Set exercise: Emit a verbatim copy of the lines below from the line with "Extract the chart's" through the line with "What's the underlying", excluding pictures and everything outside that range.

Dataset records:
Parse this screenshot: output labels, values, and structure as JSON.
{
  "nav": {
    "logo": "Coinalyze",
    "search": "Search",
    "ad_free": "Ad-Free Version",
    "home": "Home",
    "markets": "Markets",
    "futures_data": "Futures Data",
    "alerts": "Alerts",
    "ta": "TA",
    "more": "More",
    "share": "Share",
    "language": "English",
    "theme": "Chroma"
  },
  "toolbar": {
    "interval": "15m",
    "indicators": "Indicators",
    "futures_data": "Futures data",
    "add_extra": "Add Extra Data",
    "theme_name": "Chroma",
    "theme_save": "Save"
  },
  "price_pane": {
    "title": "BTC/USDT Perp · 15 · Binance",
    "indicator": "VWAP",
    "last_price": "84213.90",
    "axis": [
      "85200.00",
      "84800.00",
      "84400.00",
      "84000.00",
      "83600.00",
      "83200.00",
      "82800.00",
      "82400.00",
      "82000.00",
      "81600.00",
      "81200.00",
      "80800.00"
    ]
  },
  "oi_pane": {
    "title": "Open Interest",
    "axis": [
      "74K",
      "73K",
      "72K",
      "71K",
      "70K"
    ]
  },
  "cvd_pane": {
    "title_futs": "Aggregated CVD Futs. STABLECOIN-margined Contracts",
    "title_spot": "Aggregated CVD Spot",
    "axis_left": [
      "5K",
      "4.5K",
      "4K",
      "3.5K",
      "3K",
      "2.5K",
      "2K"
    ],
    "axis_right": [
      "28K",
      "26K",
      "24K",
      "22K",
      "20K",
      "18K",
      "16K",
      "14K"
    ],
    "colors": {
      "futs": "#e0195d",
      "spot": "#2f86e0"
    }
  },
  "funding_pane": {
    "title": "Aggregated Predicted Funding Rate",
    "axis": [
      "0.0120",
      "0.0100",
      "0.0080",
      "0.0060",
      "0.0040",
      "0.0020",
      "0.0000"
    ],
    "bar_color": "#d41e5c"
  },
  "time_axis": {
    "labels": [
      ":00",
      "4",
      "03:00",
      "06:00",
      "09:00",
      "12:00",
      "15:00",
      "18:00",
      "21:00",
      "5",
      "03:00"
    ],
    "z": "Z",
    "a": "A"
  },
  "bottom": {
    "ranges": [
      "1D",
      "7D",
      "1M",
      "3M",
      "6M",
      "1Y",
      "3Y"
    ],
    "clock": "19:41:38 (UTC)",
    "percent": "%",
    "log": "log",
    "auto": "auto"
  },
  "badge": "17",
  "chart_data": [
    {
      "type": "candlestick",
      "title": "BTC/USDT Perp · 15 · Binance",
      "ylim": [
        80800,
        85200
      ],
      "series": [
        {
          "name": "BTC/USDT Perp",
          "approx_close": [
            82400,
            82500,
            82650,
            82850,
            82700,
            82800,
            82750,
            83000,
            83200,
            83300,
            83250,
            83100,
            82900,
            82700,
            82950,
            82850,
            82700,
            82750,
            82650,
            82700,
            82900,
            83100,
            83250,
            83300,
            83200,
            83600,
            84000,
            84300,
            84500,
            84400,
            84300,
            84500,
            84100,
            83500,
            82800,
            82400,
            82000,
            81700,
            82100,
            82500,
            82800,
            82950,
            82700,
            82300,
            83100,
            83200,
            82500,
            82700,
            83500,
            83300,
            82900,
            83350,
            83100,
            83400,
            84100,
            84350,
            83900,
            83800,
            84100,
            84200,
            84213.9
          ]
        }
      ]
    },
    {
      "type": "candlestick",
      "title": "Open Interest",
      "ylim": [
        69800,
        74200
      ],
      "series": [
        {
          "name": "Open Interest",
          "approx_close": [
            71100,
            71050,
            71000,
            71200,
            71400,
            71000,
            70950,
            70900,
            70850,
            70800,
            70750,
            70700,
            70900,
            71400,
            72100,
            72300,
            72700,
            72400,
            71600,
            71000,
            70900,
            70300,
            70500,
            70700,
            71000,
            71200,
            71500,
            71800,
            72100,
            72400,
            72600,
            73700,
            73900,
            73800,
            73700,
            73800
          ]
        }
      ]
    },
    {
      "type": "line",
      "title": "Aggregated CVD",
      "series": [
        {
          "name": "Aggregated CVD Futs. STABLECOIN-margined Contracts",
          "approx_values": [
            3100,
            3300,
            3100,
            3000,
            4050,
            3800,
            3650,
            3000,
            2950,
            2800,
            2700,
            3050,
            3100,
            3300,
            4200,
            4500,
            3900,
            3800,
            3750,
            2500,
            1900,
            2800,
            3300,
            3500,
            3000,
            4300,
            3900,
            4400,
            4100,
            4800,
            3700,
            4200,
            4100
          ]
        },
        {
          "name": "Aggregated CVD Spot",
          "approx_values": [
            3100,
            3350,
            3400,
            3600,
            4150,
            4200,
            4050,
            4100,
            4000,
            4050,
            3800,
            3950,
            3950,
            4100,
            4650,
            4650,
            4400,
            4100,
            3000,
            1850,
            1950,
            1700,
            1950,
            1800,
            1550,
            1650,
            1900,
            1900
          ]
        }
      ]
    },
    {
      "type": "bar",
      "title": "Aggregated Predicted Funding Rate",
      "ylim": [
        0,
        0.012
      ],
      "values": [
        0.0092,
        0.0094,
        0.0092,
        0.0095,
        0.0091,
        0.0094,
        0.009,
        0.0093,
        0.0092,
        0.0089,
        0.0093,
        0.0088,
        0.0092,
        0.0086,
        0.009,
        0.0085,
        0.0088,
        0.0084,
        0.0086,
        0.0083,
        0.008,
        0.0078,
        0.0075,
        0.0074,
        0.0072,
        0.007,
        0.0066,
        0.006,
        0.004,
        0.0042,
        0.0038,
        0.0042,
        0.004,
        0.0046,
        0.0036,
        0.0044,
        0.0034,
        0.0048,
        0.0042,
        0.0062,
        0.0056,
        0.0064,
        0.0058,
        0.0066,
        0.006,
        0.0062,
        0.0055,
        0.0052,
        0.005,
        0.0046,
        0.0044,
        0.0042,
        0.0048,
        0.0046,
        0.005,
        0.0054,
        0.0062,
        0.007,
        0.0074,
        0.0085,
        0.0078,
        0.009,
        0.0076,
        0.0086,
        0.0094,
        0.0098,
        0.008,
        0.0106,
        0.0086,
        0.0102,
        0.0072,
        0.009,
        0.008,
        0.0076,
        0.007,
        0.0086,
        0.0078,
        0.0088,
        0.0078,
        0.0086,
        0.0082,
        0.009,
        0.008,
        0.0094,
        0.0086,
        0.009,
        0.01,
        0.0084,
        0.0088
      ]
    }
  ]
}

* * *

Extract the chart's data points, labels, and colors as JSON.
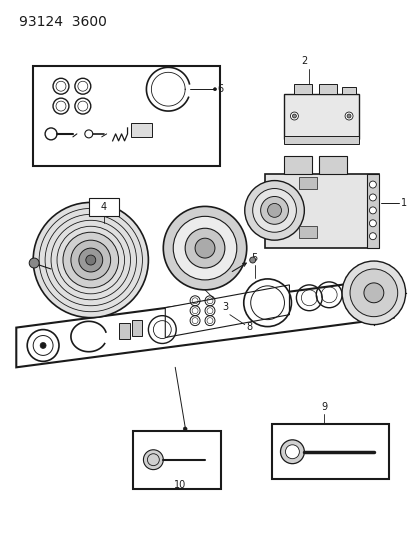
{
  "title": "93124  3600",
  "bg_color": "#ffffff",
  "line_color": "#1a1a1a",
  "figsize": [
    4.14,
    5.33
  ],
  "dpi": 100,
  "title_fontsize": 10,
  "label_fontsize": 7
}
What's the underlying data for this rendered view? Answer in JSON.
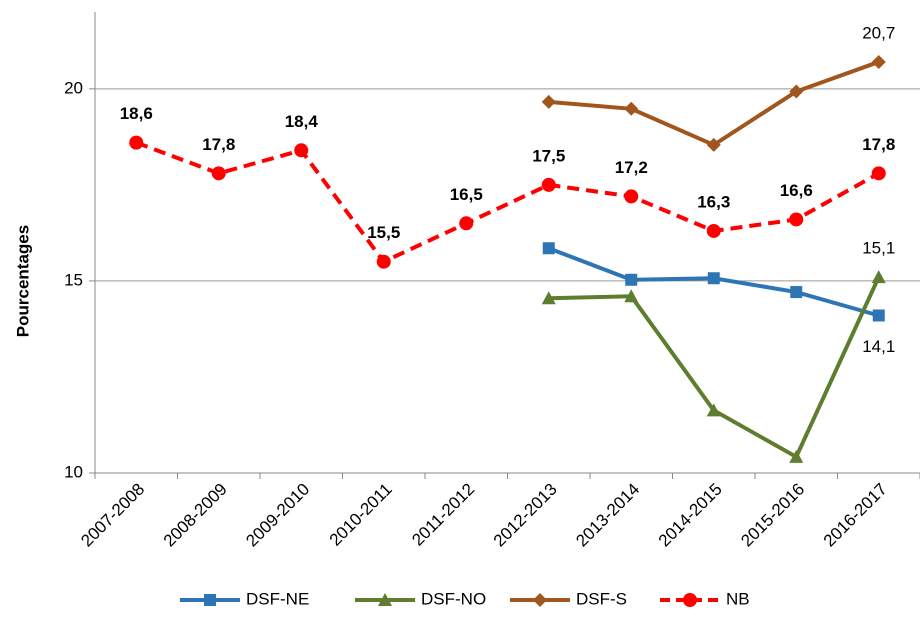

Exercise response:
Extract the chart's data points, labels, and colors as JSON.
{
  "title": "93124  3600",
  "bg_color": "#ffffff",
  "line_color": "#1a1a1a",
  "figsize": [
    4.14,
    5.33
  ],
  "dpi": 100,
  "title_fontsize": 10,
  "label_fontsize": 7
}
What's the underlying data for this rendered view? Answer in JSON.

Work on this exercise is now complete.